___ Supplied data

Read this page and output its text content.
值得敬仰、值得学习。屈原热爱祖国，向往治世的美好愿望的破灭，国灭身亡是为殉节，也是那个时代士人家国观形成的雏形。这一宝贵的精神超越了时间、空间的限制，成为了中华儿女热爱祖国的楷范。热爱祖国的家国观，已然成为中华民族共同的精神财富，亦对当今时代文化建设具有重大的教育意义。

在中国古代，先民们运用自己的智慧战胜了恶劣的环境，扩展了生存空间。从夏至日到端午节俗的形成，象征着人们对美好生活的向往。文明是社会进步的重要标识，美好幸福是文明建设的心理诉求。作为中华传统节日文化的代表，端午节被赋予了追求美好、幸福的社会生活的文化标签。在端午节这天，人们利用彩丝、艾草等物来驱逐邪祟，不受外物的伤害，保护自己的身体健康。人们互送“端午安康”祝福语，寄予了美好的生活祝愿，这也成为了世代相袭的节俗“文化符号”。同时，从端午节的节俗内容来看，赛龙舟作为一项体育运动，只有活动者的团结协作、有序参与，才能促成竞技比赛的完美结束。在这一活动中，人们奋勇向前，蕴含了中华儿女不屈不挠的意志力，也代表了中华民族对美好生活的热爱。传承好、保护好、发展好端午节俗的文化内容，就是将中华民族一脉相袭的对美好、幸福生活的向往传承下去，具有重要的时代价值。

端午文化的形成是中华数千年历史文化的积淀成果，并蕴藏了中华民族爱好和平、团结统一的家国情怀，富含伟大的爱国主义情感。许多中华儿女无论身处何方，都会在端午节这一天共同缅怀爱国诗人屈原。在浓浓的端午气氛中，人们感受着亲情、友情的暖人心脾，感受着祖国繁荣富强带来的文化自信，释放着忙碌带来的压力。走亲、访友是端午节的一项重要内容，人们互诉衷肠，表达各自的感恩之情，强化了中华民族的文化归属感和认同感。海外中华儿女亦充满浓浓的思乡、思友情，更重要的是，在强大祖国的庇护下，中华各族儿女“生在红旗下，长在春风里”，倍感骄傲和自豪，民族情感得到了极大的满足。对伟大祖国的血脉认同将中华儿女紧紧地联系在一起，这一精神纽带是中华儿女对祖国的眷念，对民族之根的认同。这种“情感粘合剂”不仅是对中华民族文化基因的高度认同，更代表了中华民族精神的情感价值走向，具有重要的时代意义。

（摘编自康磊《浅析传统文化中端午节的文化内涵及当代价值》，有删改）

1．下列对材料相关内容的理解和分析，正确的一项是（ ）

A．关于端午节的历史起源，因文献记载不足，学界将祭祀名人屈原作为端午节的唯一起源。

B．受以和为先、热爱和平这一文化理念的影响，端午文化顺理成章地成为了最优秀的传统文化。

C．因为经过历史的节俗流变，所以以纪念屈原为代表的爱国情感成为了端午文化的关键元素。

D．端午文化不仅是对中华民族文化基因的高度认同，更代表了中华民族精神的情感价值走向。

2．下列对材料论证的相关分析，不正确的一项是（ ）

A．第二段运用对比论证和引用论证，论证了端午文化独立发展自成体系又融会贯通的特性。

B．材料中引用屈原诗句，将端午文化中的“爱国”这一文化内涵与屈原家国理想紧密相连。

______

▶ **Stated exercise**:
Give only the number of lines in the data that hold the string "更代表了中华民族精神的情感价值走向".

▶ **Exercise response**:
2